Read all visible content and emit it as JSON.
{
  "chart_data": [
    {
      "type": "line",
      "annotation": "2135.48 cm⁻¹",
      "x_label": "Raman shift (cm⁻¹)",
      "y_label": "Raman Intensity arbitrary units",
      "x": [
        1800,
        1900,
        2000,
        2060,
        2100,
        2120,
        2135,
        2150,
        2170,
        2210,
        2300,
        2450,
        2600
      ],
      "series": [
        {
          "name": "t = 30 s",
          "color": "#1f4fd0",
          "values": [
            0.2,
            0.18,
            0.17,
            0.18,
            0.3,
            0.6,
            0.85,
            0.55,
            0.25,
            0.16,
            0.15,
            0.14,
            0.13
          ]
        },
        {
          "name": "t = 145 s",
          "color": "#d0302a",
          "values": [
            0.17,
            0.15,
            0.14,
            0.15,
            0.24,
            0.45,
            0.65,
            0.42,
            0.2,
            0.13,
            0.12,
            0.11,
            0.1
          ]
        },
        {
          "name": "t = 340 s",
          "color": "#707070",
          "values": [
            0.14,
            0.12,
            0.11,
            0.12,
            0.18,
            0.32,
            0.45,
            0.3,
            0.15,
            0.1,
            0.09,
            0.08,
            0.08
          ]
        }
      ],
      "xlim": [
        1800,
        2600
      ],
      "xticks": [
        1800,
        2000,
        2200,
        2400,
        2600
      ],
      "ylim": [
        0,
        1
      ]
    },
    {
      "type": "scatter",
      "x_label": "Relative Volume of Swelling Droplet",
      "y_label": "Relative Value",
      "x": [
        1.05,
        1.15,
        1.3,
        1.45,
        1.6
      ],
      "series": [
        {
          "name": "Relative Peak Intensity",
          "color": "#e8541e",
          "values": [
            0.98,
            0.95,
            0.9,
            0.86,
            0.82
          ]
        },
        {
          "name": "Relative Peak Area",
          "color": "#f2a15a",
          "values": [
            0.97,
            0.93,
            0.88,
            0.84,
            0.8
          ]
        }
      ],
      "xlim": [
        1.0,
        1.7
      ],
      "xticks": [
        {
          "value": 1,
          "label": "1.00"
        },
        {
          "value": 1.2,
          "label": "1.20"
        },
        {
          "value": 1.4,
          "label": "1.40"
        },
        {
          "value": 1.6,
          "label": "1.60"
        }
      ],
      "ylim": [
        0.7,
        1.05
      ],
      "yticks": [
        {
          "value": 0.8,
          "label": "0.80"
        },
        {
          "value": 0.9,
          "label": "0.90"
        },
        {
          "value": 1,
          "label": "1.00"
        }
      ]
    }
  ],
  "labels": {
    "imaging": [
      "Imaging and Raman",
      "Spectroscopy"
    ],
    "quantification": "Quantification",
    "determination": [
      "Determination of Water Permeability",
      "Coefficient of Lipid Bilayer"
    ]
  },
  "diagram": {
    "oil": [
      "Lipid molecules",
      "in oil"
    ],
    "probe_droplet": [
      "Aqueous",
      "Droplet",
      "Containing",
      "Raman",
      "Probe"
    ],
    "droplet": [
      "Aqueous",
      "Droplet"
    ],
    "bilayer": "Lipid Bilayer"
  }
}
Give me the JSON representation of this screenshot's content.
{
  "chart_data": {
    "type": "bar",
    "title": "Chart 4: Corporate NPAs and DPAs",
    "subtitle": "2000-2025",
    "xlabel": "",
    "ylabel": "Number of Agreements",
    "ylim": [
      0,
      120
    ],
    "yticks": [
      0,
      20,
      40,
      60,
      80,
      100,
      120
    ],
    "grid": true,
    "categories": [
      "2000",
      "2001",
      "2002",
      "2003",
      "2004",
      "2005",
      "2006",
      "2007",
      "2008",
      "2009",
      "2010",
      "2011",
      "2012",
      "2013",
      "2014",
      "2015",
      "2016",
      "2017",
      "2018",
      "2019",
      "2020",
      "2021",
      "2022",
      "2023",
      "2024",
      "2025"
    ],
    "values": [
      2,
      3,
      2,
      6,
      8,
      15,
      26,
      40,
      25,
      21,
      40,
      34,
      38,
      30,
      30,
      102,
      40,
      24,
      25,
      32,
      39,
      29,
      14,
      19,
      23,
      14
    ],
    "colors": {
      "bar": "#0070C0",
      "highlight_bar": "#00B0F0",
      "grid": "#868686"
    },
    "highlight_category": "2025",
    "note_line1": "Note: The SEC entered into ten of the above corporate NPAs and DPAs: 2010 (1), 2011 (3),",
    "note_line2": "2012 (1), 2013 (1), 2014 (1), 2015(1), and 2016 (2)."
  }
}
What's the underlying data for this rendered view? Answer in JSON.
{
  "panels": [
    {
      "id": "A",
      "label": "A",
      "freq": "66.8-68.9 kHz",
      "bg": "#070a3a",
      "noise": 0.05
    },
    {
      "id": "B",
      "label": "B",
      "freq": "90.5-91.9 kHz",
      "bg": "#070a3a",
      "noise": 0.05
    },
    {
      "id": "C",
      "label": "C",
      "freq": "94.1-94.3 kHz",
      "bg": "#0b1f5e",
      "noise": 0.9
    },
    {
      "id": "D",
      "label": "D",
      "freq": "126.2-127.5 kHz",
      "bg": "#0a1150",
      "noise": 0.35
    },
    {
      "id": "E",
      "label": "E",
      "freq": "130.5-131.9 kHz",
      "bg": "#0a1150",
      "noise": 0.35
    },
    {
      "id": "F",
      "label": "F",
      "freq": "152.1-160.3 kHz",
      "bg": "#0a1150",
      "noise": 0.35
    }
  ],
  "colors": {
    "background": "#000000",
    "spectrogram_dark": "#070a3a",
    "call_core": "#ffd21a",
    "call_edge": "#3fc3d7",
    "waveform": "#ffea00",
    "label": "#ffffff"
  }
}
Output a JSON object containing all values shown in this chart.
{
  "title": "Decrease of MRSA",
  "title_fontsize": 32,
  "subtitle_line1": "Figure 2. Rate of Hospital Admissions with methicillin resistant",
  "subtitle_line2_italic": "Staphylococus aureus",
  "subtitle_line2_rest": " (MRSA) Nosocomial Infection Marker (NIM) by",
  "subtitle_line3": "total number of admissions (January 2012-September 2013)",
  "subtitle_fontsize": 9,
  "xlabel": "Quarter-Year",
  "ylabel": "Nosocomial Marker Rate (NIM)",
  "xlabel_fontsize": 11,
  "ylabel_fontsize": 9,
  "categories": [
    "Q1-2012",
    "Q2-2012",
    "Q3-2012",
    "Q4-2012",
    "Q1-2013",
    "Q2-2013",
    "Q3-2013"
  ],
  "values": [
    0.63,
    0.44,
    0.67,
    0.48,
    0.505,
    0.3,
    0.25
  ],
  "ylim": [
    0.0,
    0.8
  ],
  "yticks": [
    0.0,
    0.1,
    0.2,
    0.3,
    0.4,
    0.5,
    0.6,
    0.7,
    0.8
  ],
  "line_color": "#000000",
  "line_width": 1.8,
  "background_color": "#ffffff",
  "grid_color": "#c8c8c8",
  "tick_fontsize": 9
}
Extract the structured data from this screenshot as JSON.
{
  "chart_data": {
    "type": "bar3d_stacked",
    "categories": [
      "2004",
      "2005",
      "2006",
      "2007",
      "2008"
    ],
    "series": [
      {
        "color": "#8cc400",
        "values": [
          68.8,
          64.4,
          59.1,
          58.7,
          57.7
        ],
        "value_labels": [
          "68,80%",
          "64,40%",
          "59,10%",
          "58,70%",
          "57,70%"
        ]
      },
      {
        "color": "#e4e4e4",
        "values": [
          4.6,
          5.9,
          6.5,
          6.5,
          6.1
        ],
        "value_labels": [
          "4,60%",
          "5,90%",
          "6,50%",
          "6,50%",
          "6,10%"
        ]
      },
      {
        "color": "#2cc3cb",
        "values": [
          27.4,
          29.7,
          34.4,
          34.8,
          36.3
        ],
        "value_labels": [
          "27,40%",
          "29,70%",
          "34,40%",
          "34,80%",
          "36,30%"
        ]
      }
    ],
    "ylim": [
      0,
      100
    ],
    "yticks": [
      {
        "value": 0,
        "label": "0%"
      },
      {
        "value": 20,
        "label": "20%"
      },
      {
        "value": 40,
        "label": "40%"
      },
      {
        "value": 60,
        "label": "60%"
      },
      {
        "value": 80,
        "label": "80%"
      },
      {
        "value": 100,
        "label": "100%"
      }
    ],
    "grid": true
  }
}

=== Exercise goal ===
Check each line above for the word "freq", and copy the lines where it appears.

=== Correct response ===
      "freq": "66.8-68.9 kHz",
      "freq": "90.5-91.9 kHz",
      "freq": "94.1-94.3 kHz",
      "freq": "126.2-127.5 kHz",
      "freq": "130.5-131.9 kHz",
      "freq": "152.1-160.3 kHz",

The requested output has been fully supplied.